Stated task :: Leaving out the pictures, transcribe all of the records faithfully.

Provided data ::
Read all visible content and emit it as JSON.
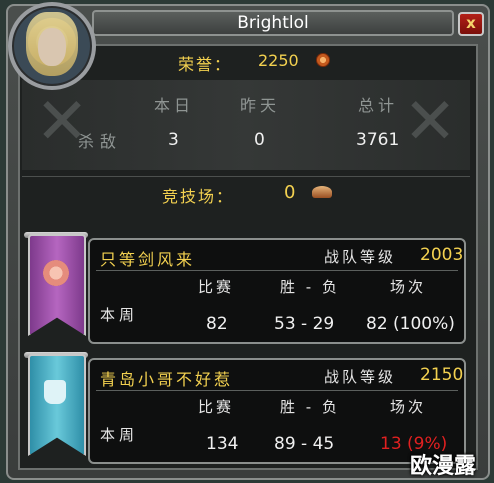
{
  "window": {
    "title": "Brightlol",
    "close_label": "x"
  },
  "honor": {
    "label": "荣誉：",
    "value": "2250"
  },
  "kills": {
    "headers": [
      "本日",
      "昨天",
      "总计"
    ],
    "row_label": "杀敌",
    "values": [
      "3",
      "0",
      "3761"
    ]
  },
  "arena": {
    "label": "竞技场：",
    "value": "0"
  },
  "teams": [
    {
      "name": "只等剑风来",
      "rating_label": "战队等级",
      "rating": "2003",
      "banner_color": "#a155b2",
      "headers": [
        "比赛",
        "胜 - 负",
        "场次"
      ],
      "week_label": "本周",
      "games": "82",
      "win_loss": "53 - 29",
      "played": "82 (100%)",
      "played_color": "#f0f0f0"
    },
    {
      "name": "青岛小哥不好惹",
      "rating_label": "战队等级",
      "rating": "2150",
      "banner_color": "#56b8cc",
      "headers": [
        "比赛",
        "胜 - 负",
        "场次"
      ],
      "week_label": "本周",
      "games": "134",
      "win_loss": "89 - 45",
      "played": "13 (9%)",
      "played_color": "#e02020"
    }
  ],
  "watermark": "欧漫露"
}
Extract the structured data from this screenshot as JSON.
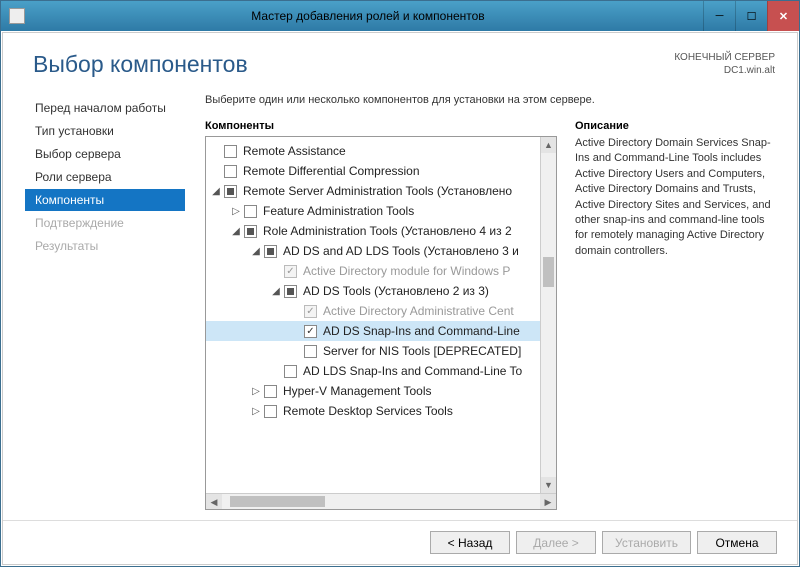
{
  "window": {
    "title": "Мастер добавления ролей и компонентов"
  },
  "header": {
    "page_title": "Выбор компонентов",
    "server_label": "КОНЕЧНЫЙ СЕРВЕР",
    "server_name": "DC1.win.alt"
  },
  "nav": {
    "items": [
      {
        "label": "Перед началом работы",
        "state": "normal"
      },
      {
        "label": "Тип установки",
        "state": "normal"
      },
      {
        "label": "Выбор сервера",
        "state": "normal"
      },
      {
        "label": "Роли сервера",
        "state": "normal"
      },
      {
        "label": "Компоненты",
        "state": "selected"
      },
      {
        "label": "Подтверждение",
        "state": "disabled"
      },
      {
        "label": "Результаты",
        "state": "disabled"
      }
    ]
  },
  "main": {
    "instruction": "Выберите один или несколько компонентов для установки на этом сервере.",
    "components_title": "Компоненты",
    "description_title": "Описание",
    "description_text": "Active Directory Domain Services Snap-Ins and Command-Line Tools includes Active Directory Users and Computers, Active Directory Domains and Trusts, Active Directory Sites and Services, and other snap-ins and command-line tools for remotely managing Active Directory domain controllers."
  },
  "tree": [
    {
      "indent": 0,
      "toggle": "none",
      "check": "unchecked",
      "label": "Remote Assistance",
      "disabled": false
    },
    {
      "indent": 0,
      "toggle": "none",
      "check": "unchecked",
      "label": "Remote Differential Compression",
      "disabled": false
    },
    {
      "indent": 0,
      "toggle": "expanded",
      "check": "partial",
      "label": "Remote Server Administration Tools (Установлено",
      "disabled": false
    },
    {
      "indent": 1,
      "toggle": "collapsed",
      "check": "unchecked",
      "label": "Feature Administration Tools",
      "disabled": false
    },
    {
      "indent": 1,
      "toggle": "expanded",
      "check": "partial",
      "label": "Role Administration Tools (Установлено 4 из 2",
      "disabled": false
    },
    {
      "indent": 2,
      "toggle": "expanded",
      "check": "partial",
      "label": "AD DS and AD LDS Tools (Установлено 3 и",
      "disabled": false
    },
    {
      "indent": 3,
      "toggle": "none",
      "check": "checked",
      "label": "Active Directory module for Windows P",
      "disabled": true
    },
    {
      "indent": 3,
      "toggle": "expanded",
      "check": "partial",
      "label": "AD DS Tools (Установлено 2 из 3)",
      "disabled": false
    },
    {
      "indent": 4,
      "toggle": "none",
      "check": "checked",
      "label": "Active Directory Administrative Cent",
      "disabled": true
    },
    {
      "indent": 4,
      "toggle": "none",
      "check": "checked",
      "label": "AD DS Snap-Ins and Command-Line",
      "disabled": false,
      "selected": true
    },
    {
      "indent": 4,
      "toggle": "none",
      "check": "unchecked",
      "label": "Server for NIS Tools [DEPRECATED]",
      "disabled": false
    },
    {
      "indent": 3,
      "toggle": "none",
      "check": "unchecked",
      "label": "AD LDS Snap-Ins and Command-Line To",
      "disabled": false
    },
    {
      "indent": 2,
      "toggle": "collapsed",
      "check": "unchecked",
      "label": "Hyper-V Management Tools",
      "disabled": false
    },
    {
      "indent": 2,
      "toggle": "collapsed",
      "check": "unchecked",
      "label": "Remote Desktop Services Tools",
      "disabled": false
    }
  ],
  "footer": {
    "back": "< Назад",
    "next": "Далее >",
    "install": "Установить",
    "cancel": "Отмена"
  }
}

Answer ::
Read all visible content and emit it as JSON.
{
  "window": {
    "title": "Brightlol",
    "close_label": "x"
  },
  "honor": {
    "label": "荣誉：",
    "value": "2250"
  },
  "kills": {
    "headers": [
      "本日",
      "昨天",
      "总计"
    ],
    "row_label": "杀敌",
    "values": [
      "3",
      "0",
      "3761"
    ]
  },
  "arena": {
    "label": "竞技场：",
    "value": "0"
  },
  "teams": [
    {
      "name": "只等剑风来",
      "rating_label": "战队等级",
      "rating": "2003",
      "banner_color": "#a155b2",
      "headers": [
        "比赛",
        "胜 - 负",
        "场次"
      ],
      "week_label": "本周",
      "games": "82",
      "win_loss": "53 - 29",
      "played": "82 (100%)",
      "played_color": "#f0f0f0"
    },
    {
      "name": "青岛小哥不好惹",
      "rating_label": "战队等级",
      "rating": "2150",
      "banner_color": "#56b8cc",
      "headers": [
        "比赛",
        "胜 - 负",
        "场次"
      ],
      "week_label": "本周",
      "games": "134",
      "win_loss": "89 - 45",
      "played": "13 (9%)",
      "played_color": "#e02020"
    }
  ],
  "watermark": "欧漫露"
}
Extract the structured data from this screenshot as JSON.
{
  "window": {
    "title": "Мастер добавления ролей и компонентов"
  },
  "header": {
    "page_title": "Выбор компонентов",
    "server_label": "КОНЕЧНЫЙ СЕРВЕР",
    "server_name": "DC1.win.alt"
  },
  "nav": {
    "items": [
      {
        "label": "Перед началом работы",
        "state": "normal"
      },
      {
        "label": "Тип установки",
        "state": "normal"
      },
      {
        "label": "Выбор сервера",
        "state": "normal"
      },
      {
        "label": "Роли сервера",
        "state": "normal"
      },
      {
        "label": "Компоненты",
        "state": "selected"
      },
      {
        "label": "Подтверждение",
        "state": "disabled"
      },
      {
        "label": "Результаты",
        "state": "disabled"
      }
    ]
  },
  "main": {
    "instruction": "Выберите один или несколько компонентов для установки на этом сервере.",
    "components_title": "Компоненты",
    "description_title": "Описание",
    "description_text": "Active Directory Domain Services Snap-Ins and Command-Line Tools includes Active Directory Users and Computers, Active Directory Domains and Trusts, Active Directory Sites and Services, and other snap-ins and command-line tools for remotely managing Active Directory domain controllers."
  },
  "tree": [
    {
      "indent": 0,
      "toggle": "none",
      "check": "unchecked",
      "label": "Remote Assistance",
      "disabled": false
    },
    {
      "indent": 0,
      "toggle": "none",
      "check": "unchecked",
      "label": "Remote Differential Compression",
      "disabled": false
    },
    {
      "indent": 0,
      "toggle": "expanded",
      "check": "partial",
      "label": "Remote Server Administration Tools (Установлено",
      "disabled": false
    },
    {
      "indent": 1,
      "toggle": "collapsed",
      "check": "unchecked",
      "label": "Feature Administration Tools",
      "disabled": false
    },
    {
      "indent": 1,
      "toggle": "expanded",
      "check": "partial",
      "label": "Role Administration Tools (Установлено 4 из 2",
      "disabled": false
    },
    {
      "indent": 2,
      "toggle": "expanded",
      "check": "partial",
      "label": "AD DS and AD LDS Tools (Установлено 3 и",
      "disabled": false
    },
    {
      "indent": 3,
      "toggle": "none",
      "check": "checked",
      "label": "Active Directory module for Windows P",
      "disabled": true
    },
    {
      "indent": 3,
      "toggle": "expanded",
      "check": "partial",
      "label": "AD DS Tools (Установлено 2 из 3)",
      "disabled": false
    },
    {
      "indent": 4,
      "toggle": "none",
      "check": "checked",
      "label": "Active Directory Administrative Cent",
      "disabled": true
    },
    {
      "indent": 4,
      "toggle": "none",
      "check": "checked",
      "label": "AD DS Snap-Ins and Command-Line",
      "disabled": false,
      "selected": true
    },
    {
      "indent": 4,
      "toggle": "none",
      "check": "unchecked",
      "label": "Server for NIS Tools [DEPRECATED]",
      "disabled": false
    },
    {
      "indent": 3,
      "toggle": "none",
      "check": "unchecked",
      "label": "AD LDS Snap-Ins and Command-Line To",
      "disabled": false
    },
    {
      "indent": 2,
      "toggle": "collapsed",
      "check": "unchecked",
      "label": "Hyper-V Management Tools",
      "disabled": false
    },
    {
      "indent": 2,
      "toggle": "collapsed",
      "check": "unchecked",
      "label": "Remote Desktop Services Tools",
      "disabled": false
    }
  ],
  "footer": {
    "back": "< Назад",
    "next": "Далее >",
    "install": "Установить",
    "cancel": "Отмена"
  }
}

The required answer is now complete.